# Exercise
Find every line below with the word "fashion" in it, and copy each one.

Document transcription data
+ + + + + + +
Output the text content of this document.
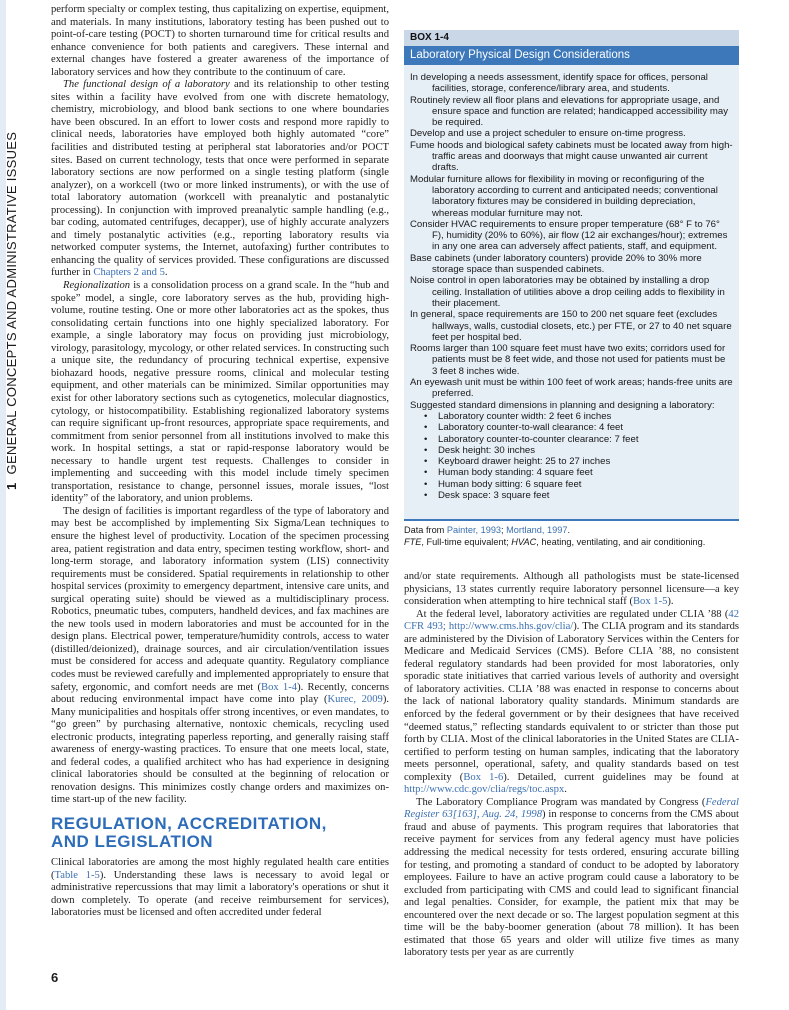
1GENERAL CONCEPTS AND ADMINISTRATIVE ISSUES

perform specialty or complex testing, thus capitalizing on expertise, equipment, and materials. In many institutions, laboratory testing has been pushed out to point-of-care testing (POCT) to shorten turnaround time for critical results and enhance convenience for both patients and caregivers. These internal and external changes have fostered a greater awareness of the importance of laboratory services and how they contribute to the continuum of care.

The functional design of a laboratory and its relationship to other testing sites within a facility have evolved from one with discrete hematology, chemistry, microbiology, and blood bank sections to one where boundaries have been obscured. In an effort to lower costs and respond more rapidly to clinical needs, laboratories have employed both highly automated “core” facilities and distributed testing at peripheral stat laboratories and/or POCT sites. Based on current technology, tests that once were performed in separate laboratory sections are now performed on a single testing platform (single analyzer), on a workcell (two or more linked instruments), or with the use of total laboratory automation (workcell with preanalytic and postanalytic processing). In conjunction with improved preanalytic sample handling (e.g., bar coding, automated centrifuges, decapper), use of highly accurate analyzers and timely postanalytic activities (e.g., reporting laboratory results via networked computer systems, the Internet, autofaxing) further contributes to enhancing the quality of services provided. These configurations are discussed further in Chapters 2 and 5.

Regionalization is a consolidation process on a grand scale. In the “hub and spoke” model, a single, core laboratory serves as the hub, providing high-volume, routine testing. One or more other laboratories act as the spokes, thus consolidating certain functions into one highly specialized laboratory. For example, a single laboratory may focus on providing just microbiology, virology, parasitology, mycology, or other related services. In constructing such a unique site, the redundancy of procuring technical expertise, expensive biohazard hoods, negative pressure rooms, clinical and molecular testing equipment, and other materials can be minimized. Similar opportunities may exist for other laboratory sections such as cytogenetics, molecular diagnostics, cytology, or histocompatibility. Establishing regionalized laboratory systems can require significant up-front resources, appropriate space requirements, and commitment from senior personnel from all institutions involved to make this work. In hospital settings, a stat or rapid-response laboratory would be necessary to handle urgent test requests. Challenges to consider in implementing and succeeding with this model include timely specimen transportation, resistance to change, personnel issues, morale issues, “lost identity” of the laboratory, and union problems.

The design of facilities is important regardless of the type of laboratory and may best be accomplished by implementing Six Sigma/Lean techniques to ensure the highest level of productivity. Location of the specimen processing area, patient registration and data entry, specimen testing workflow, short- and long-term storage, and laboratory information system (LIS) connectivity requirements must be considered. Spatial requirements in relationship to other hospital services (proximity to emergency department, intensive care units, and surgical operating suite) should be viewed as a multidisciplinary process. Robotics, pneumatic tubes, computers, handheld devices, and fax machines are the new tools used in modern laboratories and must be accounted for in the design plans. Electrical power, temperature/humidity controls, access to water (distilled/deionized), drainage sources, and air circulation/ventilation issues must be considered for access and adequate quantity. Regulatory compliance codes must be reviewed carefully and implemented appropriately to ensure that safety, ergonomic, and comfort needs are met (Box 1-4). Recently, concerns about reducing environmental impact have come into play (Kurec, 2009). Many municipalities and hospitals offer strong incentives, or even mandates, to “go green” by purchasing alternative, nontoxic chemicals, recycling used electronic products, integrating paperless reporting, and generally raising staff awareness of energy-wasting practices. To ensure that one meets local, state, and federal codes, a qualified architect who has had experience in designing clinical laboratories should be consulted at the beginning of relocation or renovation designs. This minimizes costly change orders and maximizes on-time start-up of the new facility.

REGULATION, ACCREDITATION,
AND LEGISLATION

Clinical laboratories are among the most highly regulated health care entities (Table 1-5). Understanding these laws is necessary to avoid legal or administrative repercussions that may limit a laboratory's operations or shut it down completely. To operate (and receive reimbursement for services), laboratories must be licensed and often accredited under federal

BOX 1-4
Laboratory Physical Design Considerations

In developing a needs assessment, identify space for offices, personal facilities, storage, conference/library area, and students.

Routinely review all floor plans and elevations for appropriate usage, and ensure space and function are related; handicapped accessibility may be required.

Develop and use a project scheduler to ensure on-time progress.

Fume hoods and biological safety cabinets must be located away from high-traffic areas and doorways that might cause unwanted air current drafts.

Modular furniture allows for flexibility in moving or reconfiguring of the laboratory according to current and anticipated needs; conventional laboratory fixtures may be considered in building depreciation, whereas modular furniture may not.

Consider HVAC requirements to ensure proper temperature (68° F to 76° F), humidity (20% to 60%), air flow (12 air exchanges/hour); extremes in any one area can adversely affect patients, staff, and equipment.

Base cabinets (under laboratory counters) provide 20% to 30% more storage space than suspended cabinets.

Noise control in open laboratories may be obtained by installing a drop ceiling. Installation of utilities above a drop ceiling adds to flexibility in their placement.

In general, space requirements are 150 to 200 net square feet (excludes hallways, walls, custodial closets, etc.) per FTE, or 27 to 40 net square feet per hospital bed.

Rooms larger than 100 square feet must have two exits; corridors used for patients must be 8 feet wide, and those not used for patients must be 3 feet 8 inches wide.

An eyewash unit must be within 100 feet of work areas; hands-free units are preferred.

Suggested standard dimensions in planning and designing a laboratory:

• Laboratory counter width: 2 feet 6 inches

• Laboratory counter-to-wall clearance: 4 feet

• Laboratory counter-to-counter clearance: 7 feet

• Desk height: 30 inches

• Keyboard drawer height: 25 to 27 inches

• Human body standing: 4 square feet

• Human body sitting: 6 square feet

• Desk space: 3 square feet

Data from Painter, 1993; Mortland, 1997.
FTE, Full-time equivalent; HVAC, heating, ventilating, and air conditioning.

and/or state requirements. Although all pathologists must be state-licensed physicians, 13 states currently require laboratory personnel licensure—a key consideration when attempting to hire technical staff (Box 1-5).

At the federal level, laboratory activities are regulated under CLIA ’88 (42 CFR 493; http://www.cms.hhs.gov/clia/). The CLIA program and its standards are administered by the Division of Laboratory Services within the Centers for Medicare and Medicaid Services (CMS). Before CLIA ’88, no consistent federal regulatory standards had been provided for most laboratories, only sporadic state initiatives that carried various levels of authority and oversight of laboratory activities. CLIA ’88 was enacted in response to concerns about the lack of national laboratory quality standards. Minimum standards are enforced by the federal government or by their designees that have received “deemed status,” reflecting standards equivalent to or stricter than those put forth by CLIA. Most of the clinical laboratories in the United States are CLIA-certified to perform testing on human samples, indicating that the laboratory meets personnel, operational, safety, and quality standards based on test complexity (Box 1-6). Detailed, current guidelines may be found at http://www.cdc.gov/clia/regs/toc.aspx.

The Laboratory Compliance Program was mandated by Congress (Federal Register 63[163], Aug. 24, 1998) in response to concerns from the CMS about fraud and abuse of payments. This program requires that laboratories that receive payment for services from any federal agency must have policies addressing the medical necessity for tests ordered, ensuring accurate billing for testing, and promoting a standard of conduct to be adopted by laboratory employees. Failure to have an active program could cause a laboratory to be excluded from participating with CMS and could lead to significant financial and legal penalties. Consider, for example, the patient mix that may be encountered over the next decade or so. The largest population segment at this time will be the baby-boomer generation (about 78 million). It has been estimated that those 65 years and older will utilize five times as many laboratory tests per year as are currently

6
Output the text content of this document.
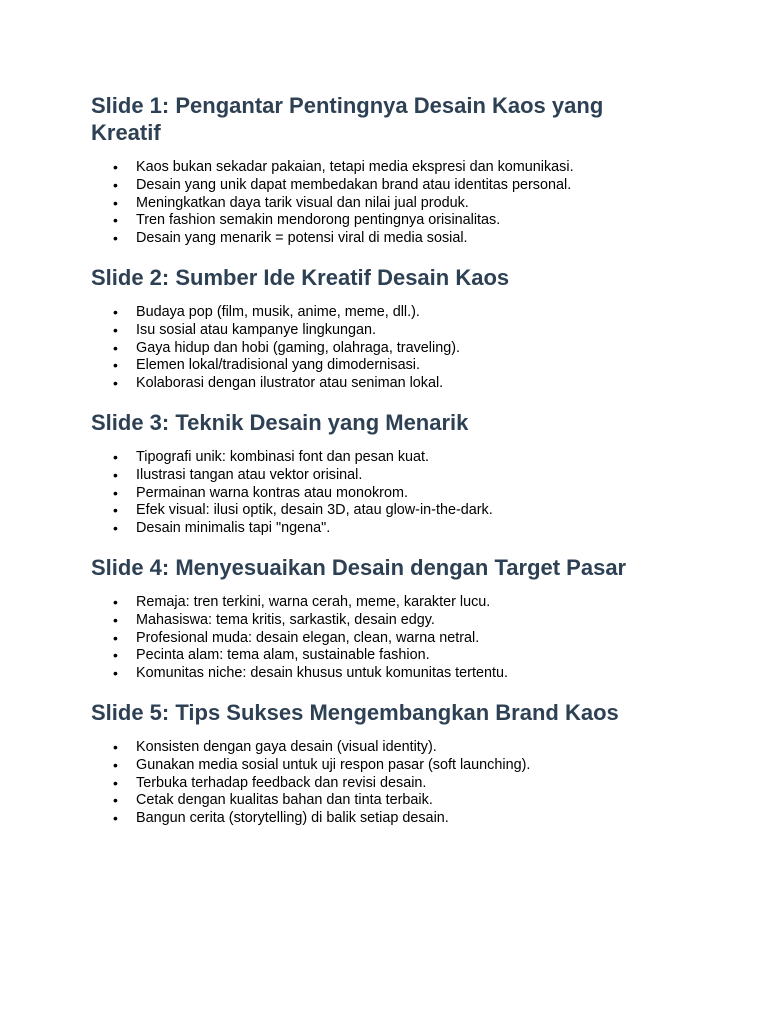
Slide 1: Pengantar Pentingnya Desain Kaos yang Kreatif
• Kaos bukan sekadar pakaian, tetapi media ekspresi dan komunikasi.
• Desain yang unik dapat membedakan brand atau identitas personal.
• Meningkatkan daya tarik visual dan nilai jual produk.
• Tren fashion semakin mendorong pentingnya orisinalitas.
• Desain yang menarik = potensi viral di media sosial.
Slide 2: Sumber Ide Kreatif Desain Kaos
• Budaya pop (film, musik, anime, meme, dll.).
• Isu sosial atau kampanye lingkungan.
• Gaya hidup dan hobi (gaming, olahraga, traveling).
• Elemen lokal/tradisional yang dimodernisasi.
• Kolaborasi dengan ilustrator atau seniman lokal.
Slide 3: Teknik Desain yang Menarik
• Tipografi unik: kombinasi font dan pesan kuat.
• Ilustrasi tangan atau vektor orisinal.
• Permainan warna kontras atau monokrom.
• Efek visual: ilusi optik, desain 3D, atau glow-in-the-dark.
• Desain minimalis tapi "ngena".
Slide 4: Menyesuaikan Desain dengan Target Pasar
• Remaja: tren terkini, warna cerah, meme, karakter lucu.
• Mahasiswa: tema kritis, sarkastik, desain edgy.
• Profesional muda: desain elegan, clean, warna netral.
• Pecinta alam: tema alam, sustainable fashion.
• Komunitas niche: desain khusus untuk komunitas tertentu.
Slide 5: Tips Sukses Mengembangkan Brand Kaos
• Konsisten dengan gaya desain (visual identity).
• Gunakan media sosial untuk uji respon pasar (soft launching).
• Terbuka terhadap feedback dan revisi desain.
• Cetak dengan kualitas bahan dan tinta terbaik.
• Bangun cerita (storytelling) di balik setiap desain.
+ + + + + + +
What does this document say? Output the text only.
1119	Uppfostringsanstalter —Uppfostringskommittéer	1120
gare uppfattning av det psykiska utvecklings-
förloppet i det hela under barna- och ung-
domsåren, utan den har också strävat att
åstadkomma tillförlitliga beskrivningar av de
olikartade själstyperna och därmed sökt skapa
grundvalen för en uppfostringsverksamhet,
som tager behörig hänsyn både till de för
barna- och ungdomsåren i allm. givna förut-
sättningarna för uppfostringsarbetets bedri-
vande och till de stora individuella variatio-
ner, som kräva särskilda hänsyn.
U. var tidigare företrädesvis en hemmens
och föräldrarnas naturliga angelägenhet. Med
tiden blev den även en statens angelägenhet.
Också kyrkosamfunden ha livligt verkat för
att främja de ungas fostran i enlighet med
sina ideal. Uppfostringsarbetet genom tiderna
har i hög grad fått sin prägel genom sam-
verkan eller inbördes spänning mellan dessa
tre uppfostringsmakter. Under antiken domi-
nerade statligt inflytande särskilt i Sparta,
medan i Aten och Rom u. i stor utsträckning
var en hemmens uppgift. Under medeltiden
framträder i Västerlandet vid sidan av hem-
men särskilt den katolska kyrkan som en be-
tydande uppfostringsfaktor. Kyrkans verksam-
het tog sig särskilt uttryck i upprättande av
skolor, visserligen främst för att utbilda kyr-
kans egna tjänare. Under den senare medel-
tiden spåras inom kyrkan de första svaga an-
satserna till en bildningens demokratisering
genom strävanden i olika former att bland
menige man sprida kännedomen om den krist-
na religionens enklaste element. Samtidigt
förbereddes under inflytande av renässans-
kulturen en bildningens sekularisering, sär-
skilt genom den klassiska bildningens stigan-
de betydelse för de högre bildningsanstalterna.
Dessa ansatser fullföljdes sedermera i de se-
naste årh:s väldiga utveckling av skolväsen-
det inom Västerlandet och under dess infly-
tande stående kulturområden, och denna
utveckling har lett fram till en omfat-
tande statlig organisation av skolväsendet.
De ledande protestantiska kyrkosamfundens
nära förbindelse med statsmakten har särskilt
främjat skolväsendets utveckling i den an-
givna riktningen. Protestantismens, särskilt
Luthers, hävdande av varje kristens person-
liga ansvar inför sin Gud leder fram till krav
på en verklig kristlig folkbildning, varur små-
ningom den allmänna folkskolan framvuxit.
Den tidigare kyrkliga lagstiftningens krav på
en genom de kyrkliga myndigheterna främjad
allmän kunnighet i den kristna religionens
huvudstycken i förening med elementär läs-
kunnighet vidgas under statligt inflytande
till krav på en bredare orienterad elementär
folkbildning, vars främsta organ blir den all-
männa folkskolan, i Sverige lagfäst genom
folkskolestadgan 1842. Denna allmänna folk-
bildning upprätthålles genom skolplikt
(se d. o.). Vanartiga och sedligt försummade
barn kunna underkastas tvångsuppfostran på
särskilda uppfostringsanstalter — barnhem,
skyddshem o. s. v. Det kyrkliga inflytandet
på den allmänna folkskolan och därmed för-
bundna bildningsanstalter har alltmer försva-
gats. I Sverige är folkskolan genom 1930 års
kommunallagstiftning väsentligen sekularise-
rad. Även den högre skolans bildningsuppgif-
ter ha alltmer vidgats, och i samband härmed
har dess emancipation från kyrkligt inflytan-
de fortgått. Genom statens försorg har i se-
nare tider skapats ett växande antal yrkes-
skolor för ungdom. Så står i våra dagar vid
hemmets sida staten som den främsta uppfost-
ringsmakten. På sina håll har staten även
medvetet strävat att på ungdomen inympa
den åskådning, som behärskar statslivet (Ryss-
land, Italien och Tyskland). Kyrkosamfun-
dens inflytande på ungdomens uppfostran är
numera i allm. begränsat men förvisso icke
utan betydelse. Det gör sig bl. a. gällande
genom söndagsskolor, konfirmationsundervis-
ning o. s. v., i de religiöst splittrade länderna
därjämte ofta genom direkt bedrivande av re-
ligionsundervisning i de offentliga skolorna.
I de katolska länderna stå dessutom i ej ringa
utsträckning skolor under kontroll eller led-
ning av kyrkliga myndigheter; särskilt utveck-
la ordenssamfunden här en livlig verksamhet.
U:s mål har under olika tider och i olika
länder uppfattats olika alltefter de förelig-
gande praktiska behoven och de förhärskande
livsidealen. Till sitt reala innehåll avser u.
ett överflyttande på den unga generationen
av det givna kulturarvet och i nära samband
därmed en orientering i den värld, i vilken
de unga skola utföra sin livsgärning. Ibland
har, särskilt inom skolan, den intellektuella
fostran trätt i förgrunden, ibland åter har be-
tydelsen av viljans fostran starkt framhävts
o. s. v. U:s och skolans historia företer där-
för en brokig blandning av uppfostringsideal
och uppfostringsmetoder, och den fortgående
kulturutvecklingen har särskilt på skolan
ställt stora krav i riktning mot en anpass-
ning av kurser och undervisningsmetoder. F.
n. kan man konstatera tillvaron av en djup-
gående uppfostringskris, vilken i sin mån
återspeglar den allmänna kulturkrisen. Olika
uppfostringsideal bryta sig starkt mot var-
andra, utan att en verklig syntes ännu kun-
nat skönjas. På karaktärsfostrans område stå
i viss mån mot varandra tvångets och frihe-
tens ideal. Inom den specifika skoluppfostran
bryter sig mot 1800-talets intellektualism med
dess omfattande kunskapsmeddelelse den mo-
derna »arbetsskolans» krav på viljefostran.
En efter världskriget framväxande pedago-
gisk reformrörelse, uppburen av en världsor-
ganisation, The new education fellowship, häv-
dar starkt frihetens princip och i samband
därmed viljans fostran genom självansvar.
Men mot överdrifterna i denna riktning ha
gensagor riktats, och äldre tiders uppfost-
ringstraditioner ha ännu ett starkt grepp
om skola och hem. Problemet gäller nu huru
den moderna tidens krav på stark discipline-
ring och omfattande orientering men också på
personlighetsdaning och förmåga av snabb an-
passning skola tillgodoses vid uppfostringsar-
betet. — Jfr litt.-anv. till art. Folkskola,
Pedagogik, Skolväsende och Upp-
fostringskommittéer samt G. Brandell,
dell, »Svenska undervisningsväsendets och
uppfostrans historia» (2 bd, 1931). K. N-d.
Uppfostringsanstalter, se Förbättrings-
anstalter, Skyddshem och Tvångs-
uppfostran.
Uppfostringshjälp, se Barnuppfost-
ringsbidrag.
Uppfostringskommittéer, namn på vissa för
+ + + + + + +
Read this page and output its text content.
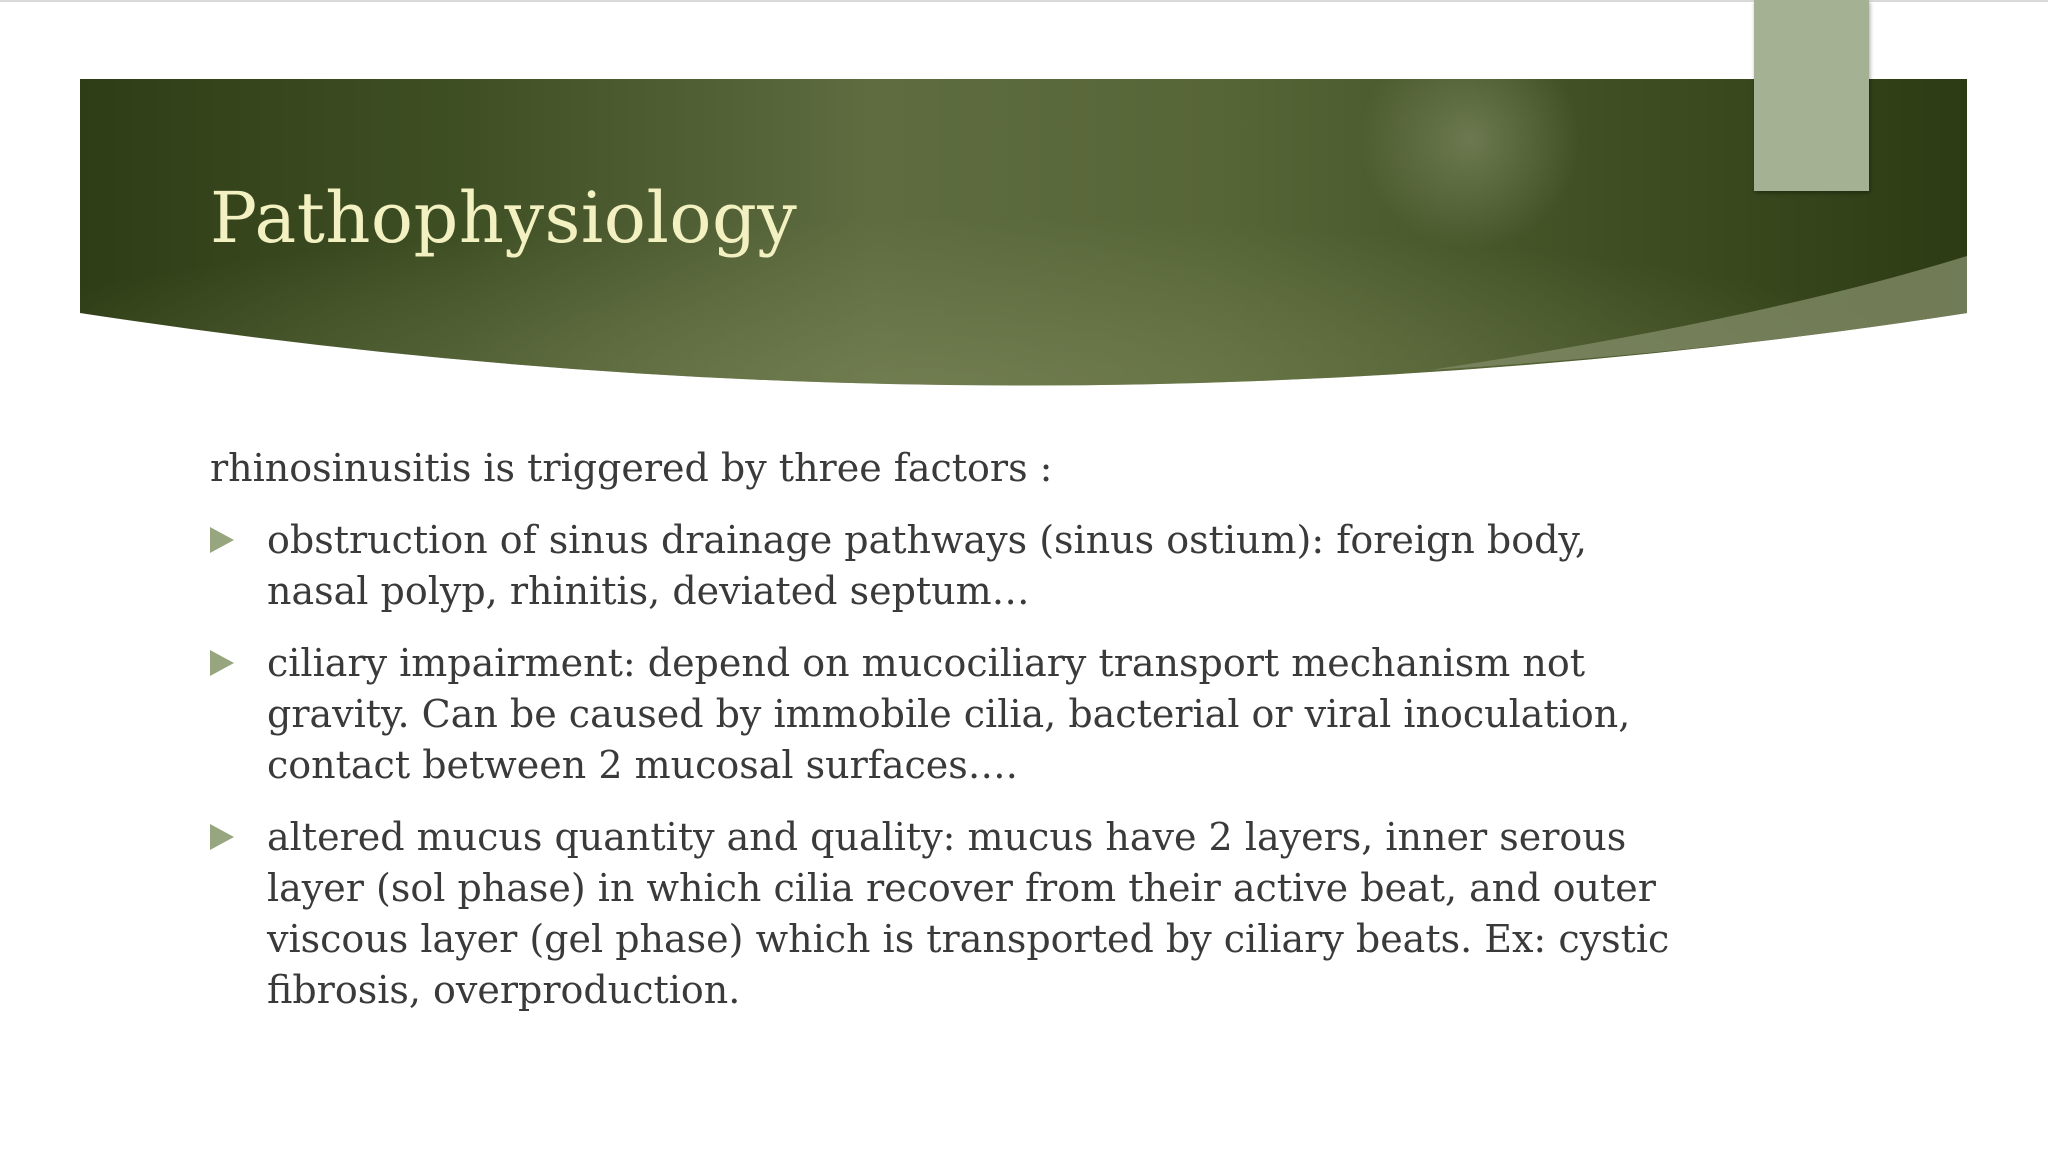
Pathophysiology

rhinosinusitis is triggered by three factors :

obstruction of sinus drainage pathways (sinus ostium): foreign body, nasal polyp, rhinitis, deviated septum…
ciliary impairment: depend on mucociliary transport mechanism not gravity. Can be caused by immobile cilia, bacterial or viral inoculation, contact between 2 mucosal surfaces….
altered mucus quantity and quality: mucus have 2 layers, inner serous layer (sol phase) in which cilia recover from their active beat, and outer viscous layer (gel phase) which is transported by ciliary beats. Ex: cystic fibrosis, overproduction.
+ + + + + + +
# Answer below
• Tren fashion semakin mendorong pentingnya orisinalitas.
• Pecinta alam: tema alam, sustainable fashion.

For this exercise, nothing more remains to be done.